[start of PROVIDED RECORDS]

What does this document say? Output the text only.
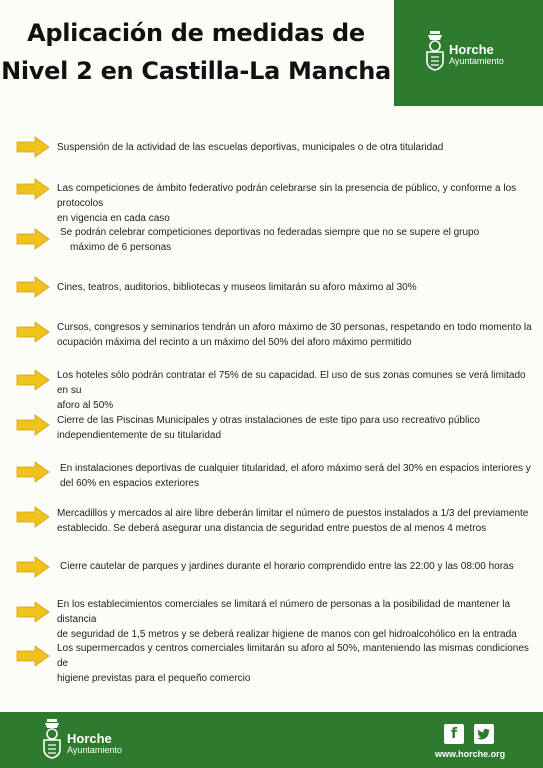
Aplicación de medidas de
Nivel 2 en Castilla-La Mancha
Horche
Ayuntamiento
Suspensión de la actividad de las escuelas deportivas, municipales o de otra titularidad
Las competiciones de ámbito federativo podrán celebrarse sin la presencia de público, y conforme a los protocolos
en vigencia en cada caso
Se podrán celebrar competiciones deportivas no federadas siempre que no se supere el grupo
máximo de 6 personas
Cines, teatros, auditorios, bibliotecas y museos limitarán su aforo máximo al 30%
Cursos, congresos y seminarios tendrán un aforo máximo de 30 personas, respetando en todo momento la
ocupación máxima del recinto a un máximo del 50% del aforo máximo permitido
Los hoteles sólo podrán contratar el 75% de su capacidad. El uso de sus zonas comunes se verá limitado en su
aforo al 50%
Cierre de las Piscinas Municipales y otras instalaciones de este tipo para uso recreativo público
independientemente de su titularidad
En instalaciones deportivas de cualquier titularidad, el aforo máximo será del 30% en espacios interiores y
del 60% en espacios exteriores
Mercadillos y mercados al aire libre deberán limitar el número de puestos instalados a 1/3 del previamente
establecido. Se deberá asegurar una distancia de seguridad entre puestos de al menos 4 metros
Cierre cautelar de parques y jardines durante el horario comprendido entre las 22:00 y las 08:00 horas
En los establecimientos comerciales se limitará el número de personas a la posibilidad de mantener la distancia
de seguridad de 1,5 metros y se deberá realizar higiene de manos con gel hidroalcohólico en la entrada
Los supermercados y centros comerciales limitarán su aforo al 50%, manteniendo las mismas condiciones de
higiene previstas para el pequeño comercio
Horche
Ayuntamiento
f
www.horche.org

[end of PROVIDED RECORDS]

- **REQUEST**:
Track down every line with the word "distancia" and copy it.

- **WRITTEN RESPONSE**:
establecido. Se deberá asegurar una distancia de seguridad entre puestos de al menos 4 metros
En los establecimientos comerciales se limitará el número de personas a la posibilidad de mantener la distancia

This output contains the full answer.